▸ DIRECTION
Tell how many lines carry the word "What"; the reply is the number and nothing else.

▸ DATA TO PROCESS
** Start **

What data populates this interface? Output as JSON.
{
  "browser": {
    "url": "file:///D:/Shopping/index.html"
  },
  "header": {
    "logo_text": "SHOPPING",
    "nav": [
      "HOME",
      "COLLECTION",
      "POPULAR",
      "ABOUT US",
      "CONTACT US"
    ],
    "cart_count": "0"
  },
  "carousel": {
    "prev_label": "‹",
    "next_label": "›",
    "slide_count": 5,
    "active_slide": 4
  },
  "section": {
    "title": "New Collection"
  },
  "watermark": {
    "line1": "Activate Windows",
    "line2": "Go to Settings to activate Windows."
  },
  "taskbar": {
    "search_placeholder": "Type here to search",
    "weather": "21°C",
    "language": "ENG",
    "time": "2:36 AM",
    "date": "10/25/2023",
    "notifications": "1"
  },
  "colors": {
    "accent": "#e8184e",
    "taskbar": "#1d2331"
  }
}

** End **
** Start **

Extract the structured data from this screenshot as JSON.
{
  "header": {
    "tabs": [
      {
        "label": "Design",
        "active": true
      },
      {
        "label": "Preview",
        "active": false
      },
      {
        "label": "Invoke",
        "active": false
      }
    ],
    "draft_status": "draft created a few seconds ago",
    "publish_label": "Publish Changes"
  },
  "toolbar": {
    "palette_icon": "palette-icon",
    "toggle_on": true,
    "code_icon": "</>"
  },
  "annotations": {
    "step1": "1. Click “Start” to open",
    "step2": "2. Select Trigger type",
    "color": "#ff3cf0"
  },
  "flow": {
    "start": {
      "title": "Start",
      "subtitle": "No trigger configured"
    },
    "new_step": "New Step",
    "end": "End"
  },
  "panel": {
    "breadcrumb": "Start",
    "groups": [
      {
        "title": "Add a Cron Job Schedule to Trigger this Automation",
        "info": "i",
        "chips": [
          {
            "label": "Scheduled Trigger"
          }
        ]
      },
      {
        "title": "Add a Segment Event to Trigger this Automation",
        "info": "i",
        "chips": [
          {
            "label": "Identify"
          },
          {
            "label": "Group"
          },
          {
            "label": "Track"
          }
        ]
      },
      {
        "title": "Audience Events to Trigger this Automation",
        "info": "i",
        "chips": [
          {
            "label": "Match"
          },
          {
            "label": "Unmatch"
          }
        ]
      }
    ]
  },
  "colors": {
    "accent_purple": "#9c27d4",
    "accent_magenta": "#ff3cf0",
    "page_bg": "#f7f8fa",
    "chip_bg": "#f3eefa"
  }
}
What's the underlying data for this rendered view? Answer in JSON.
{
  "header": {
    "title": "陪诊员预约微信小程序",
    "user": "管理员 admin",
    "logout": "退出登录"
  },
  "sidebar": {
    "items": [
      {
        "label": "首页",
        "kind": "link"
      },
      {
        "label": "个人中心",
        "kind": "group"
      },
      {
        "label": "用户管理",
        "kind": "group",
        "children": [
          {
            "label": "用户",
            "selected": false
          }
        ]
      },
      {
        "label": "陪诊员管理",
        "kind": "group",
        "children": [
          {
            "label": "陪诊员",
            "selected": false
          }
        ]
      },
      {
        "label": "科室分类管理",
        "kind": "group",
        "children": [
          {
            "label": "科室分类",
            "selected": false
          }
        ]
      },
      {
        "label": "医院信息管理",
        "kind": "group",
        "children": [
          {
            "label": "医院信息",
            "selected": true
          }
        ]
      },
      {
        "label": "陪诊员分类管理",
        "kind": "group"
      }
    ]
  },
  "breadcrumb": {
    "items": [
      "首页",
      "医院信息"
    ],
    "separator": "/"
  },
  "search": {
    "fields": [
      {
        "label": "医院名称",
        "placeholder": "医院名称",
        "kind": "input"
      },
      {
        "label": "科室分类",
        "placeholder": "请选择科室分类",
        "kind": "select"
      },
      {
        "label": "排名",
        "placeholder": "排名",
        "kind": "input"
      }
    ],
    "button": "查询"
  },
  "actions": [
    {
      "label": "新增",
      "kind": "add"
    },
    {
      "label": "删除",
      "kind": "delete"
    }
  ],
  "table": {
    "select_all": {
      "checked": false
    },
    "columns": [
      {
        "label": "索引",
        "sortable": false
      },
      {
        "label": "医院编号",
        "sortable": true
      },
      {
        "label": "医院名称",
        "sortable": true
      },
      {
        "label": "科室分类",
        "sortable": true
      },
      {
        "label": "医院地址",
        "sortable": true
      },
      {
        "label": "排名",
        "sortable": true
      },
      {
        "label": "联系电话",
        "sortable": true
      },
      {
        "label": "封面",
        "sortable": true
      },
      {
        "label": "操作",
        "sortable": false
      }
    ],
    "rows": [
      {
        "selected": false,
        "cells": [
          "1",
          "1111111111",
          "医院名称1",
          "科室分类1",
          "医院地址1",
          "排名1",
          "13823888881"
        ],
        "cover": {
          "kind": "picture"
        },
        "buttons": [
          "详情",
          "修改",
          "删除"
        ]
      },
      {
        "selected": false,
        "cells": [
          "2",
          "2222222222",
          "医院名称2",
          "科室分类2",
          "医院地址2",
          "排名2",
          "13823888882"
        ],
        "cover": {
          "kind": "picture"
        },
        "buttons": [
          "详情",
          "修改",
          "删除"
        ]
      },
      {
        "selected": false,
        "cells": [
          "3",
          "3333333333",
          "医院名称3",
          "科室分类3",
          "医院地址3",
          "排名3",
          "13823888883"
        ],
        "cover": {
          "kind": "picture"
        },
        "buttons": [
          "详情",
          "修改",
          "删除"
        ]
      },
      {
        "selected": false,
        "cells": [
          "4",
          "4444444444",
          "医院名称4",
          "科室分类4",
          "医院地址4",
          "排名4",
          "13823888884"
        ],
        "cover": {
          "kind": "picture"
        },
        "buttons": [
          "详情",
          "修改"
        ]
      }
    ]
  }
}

** End **

▸ SOLUTION
2